◆ DIRECTIONS
Where the string "title" occurs in the material below, report the whole line.

[start INFORMATION GIVEN]

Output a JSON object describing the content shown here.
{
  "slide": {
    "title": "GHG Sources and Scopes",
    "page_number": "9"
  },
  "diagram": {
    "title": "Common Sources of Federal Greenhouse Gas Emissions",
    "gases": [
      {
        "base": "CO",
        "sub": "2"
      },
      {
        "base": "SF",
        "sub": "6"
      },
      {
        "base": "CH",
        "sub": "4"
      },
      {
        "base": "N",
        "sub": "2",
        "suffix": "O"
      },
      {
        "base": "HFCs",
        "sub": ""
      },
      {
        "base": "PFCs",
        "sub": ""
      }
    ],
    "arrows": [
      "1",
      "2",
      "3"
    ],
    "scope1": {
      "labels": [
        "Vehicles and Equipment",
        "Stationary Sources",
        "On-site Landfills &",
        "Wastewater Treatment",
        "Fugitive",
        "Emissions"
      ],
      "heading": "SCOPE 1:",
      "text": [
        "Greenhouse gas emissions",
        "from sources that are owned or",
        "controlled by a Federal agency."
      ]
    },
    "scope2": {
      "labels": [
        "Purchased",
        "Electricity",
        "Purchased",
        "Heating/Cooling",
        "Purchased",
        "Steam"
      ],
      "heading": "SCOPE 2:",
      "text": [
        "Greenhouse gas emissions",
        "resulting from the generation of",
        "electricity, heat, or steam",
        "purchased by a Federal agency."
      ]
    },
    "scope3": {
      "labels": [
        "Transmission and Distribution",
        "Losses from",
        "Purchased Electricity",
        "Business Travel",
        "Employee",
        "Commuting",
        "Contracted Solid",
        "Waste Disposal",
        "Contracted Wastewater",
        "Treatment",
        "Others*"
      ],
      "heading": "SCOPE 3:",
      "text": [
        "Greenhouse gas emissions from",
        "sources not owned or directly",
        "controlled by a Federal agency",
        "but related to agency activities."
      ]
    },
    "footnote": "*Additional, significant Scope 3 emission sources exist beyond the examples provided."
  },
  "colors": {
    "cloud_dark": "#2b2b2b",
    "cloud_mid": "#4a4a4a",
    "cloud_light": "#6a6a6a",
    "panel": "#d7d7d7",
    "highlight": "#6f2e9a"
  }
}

[end INFORMATION GIVEN]

◆ RESULT OF THIS EXERCISE
    "title": "GHG Sources and Scopes",
    "title": "Common Sources of Federal Greenhouse Gas Emissions",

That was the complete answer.